> What is being asked
From the data that follows, report how many lines hold the string "evaluation", giving only the number.

* Start *

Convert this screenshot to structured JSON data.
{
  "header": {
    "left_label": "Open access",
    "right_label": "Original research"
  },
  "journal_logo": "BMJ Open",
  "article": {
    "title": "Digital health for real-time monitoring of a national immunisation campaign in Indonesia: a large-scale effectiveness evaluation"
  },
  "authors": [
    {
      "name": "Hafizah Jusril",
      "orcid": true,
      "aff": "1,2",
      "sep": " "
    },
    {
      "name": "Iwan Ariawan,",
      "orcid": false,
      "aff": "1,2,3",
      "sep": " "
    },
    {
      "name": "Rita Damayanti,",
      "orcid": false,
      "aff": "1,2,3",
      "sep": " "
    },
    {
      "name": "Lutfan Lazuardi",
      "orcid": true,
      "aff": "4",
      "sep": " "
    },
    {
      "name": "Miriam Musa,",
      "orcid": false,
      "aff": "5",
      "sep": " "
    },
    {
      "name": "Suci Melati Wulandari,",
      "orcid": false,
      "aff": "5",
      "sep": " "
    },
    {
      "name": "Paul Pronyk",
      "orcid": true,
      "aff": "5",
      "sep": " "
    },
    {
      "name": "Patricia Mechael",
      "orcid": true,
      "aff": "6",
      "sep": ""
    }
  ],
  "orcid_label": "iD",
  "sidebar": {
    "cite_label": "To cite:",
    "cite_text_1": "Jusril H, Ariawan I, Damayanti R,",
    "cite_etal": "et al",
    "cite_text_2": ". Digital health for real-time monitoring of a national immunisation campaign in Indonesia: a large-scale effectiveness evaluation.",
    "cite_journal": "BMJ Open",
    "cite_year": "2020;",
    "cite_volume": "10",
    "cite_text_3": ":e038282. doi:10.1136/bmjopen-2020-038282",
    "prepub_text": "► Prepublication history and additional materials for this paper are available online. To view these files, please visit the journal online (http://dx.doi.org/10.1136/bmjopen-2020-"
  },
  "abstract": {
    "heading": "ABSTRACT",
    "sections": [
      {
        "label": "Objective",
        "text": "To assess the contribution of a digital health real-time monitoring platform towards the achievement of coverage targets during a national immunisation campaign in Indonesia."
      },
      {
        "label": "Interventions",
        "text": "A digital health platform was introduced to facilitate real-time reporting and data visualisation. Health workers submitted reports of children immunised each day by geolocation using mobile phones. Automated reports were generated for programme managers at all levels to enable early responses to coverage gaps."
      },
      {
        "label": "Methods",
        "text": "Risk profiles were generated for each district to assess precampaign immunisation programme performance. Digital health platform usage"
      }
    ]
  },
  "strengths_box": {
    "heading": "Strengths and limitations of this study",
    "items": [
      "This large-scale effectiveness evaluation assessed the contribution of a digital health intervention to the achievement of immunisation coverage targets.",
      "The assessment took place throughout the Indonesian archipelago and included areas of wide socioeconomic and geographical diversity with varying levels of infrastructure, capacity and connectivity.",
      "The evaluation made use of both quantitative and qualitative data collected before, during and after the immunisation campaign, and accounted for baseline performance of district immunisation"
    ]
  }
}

* End *

> Solution to this problem
4